▸ **Set task**
Please transcribe the listing below in full and word for word, without its pictures.

+ + + +

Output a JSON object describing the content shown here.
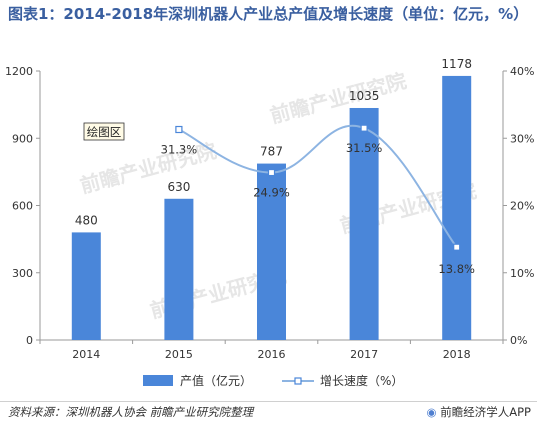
{
  "header": {
    "title": "图表1：2014-2018年深圳机器人产业总产值及增长速度（单位：亿元，%）"
  },
  "plot_area_label": "绘图区",
  "watermark": "前瞻产业研究院",
  "footer": {
    "source": "资料来源：深圳机器人协会 前瞻产业研究院整理",
    "brand": "前瞻经济学人APP",
    "brand_icon": "qianzhan-logo-icon"
  },
  "colors": {
    "bar": "#4a86d9",
    "line": "#8db4e2",
    "marker_fill": "#ffffff",
    "marker_stroke": "#4a86d9",
    "title": "#3a5fa0"
  },
  "chart_data": {
    "type": "bar",
    "categories": [
      "2014",
      "2015",
      "2016",
      "2017",
      "2018"
    ],
    "series": [
      {
        "name": "产值（亿元）",
        "type": "bar",
        "axis": "left",
        "values": [
          480,
          630,
          787,
          1035,
          1178
        ],
        "labels": [
          "480",
          "630",
          "787",
          "1035",
          "1178"
        ]
      },
      {
        "name": "增长速度（%）",
        "type": "line",
        "axis": "right",
        "values": [
          null,
          31.3,
          24.9,
          31.5,
          13.8
        ],
        "labels": [
          "",
          "31.3%",
          "24.9%",
          "31.5%",
          "13.8%"
        ]
      }
    ],
    "y_left": {
      "min": 0,
      "max": 1200,
      "ticks": [
        "0",
        "300",
        "600",
        "900",
        "1200"
      ],
      "tick_values": [
        0,
        300,
        600,
        900,
        1200
      ]
    },
    "y_right": {
      "min": 0,
      "max": 40,
      "ticks": [
        "0%",
        "10%",
        "20%",
        "30%",
        "40%"
      ],
      "tick_values": [
        0,
        10,
        20,
        30,
        40
      ]
    },
    "grid": false,
    "legend_position": "bottom"
  }
}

+ + + +

▸ **Full answer**
Output a JSON object describing the content shown here.
{
  "header": {
    "title": "图表1：2014-2018年深圳机器人产业总产值及增长速度（单位：亿元，%）"
  },
  "plot_area_label": "绘图区",
  "watermark": "前瞻产业研究院",
  "footer": {
    "source": "资料来源：深圳机器人协会 前瞻产业研究院整理",
    "brand": "前瞻经济学人APP",
    "brand_icon": "qianzhan-logo-icon"
  },
  "colors": {
    "bar": "#4a86d9",
    "line": "#8db4e2",
    "marker_fill": "#ffffff",
    "marker_stroke": "#4a86d9",
    "title": "#3a5fa0"
  },
  "chart_data": {
    "type": "bar",
    "categories": [
      "2014",
      "2015",
      "2016",
      "2017",
      "2018"
    ],
    "series": [
      {
        "name": "产值（亿元）",
        "type": "bar",
        "axis": "left",
        "values": [
          480,
          630,
          787,
          1035,
          1178
        ],
        "labels": [
          "480",
          "630",
          "787",
          "1035",
          "1178"
        ]
      },
      {
        "name": "增长速度（%）",
        "type": "line",
        "axis": "right",
        "values": [
          null,
          31.3,
          24.9,
          31.5,
          13.8
        ],
        "labels": [
          "",
          "31.3%",
          "24.9%",
          "31.5%",
          "13.8%"
        ]
      }
    ],
    "y_left": {
      "min": 0,
      "max": 1200,
      "ticks": [
        "0",
        "300",
        "600",
        "900",
        "1200"
      ],
      "tick_values": [
        0,
        300,
        600,
        900,
        1200
      ]
    },
    "y_right": {
      "min": 0,
      "max": 40,
      "ticks": [
        "0%",
        "10%",
        "20%",
        "30%",
        "40%"
      ],
      "tick_values": [
        0,
        10,
        20,
        30,
        40
      ]
    },
    "grid": false,
    "legend_position": "bottom"
  }
}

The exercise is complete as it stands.